§ Given exercise:
Copy the listing below line for line, keeping every character unchanged.

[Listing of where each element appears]
>> START

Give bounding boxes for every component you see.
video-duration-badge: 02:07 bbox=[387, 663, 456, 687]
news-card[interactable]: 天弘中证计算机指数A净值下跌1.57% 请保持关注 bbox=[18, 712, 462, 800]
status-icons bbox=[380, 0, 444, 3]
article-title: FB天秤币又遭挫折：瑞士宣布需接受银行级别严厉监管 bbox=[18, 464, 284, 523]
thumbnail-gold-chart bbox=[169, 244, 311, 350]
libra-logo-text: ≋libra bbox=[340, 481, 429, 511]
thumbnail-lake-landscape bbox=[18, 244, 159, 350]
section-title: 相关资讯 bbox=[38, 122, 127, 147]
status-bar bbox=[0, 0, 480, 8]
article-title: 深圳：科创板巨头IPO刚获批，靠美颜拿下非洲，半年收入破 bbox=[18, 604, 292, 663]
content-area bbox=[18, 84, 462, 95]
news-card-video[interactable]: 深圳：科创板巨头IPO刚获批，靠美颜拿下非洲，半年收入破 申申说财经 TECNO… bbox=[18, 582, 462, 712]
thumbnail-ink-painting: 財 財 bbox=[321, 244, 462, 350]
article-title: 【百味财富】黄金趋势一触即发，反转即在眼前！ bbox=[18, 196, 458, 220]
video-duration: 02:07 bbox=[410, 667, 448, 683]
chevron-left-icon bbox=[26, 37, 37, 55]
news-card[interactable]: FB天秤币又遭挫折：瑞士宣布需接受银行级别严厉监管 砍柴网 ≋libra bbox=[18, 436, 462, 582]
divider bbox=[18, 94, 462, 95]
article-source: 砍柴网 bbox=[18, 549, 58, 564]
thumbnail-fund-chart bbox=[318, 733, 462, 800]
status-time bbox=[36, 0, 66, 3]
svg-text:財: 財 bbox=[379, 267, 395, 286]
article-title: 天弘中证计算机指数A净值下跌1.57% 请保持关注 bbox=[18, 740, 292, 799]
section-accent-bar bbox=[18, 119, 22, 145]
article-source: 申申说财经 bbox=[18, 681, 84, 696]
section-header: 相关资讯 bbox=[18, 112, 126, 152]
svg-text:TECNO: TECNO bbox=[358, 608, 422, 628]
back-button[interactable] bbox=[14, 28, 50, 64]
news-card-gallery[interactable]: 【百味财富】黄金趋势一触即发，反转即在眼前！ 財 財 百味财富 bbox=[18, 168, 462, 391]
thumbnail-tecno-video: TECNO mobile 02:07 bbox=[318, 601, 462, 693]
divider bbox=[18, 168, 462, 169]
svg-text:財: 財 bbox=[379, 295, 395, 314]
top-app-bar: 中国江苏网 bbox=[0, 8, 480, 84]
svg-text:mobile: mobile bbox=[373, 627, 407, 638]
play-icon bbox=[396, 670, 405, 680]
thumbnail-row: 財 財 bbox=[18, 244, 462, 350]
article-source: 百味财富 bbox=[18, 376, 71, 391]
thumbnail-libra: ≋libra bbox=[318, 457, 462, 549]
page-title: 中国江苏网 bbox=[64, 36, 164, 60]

>> END

§ Output for this exercise:
Give bounding boxes for every component you see.
video-duration-badge: 02:07 bbox=[387, 663, 456, 687]
news-card[interactable]: 天弘中证计算机指数A净值下跌1.57% 请保持关注 bbox=[18, 712, 462, 800]
status-icons bbox=[380, 0, 444, 3]
article-title: FB天秤币又遭挫折：瑞士宣布需接受银行级别严厉监管 bbox=[18, 464, 284, 523]
thumbnail-gold-chart bbox=[169, 244, 311, 350]
libra-logo-text: ≋libra bbox=[340, 481, 429, 511]
thumbnail-lake-landscape bbox=[18, 244, 159, 350]
section-title: 相关资讯 bbox=[38, 122, 127, 147]
status-bar bbox=[0, 0, 480, 8]
article-title: 深圳：科创板巨头IPO刚获批，靠美颜拿下非洲，半年收入破 bbox=[18, 604, 292, 663]
content-area bbox=[18, 84, 462, 95]
news-card-video[interactable]: 深圳：科创板巨头IPO刚获批，靠美颜拿下非洲，半年收入破 申申说财经 TECNO… bbox=[18, 582, 462, 712]
thumbnail-ink-painting: 財 財 bbox=[321, 244, 462, 350]
article-title: 【百味财富】黄金趋势一触即发，反转即在眼前！ bbox=[18, 196, 458, 220]
video-duration: 02:07 bbox=[410, 667, 448, 683]
chevron-left-icon bbox=[26, 37, 37, 55]
news-card[interactable]: FB天秤币又遭挫折：瑞士宣布需接受银行级别严厉监管 砍柴网 ≋libra bbox=[18, 436, 462, 582]
divider bbox=[18, 94, 462, 95]
article-source: 砍柴网 bbox=[18, 549, 58, 564]
thumbnail-fund-chart bbox=[318, 733, 462, 800]
status-time bbox=[36, 0, 66, 3]
svg-text:財: 財 bbox=[379, 267, 395, 286]
article-title: 天弘中证计算机指数A净值下跌1.57% 请保持关注 bbox=[18, 740, 292, 799]
section-accent-bar bbox=[18, 119, 22, 145]
article-source: 申申说财经 bbox=[18, 681, 84, 696]
section-header: 相关资讯 bbox=[18, 112, 126, 152]
svg-text:TECNO: TECNO bbox=[358, 608, 422, 628]
back-button[interactable] bbox=[14, 28, 50, 64]
news-card-gallery[interactable]: 【百味财富】黄金趋势一触即发，反转即在眼前！ 財 財 百味财富 bbox=[18, 168, 462, 391]
thumbnail-tecno-video: TECNO mobile 02:07 bbox=[318, 601, 462, 693]
divider bbox=[18, 168, 462, 169]
svg-text:財: 財 bbox=[379, 295, 395, 314]
top-app-bar: 中国江苏网 bbox=[0, 8, 480, 84]
svg-text:mobile: mobile bbox=[373, 627, 407, 638]
play-icon bbox=[396, 670, 405, 680]
thumbnail-row: 財 財 bbox=[18, 244, 462, 350]
article-source: 百味财富 bbox=[18, 376, 71, 391]
thumbnail-libra: ≋libra bbox=[318, 457, 462, 549]
page-title: 中国江苏网 bbox=[64, 36, 164, 60]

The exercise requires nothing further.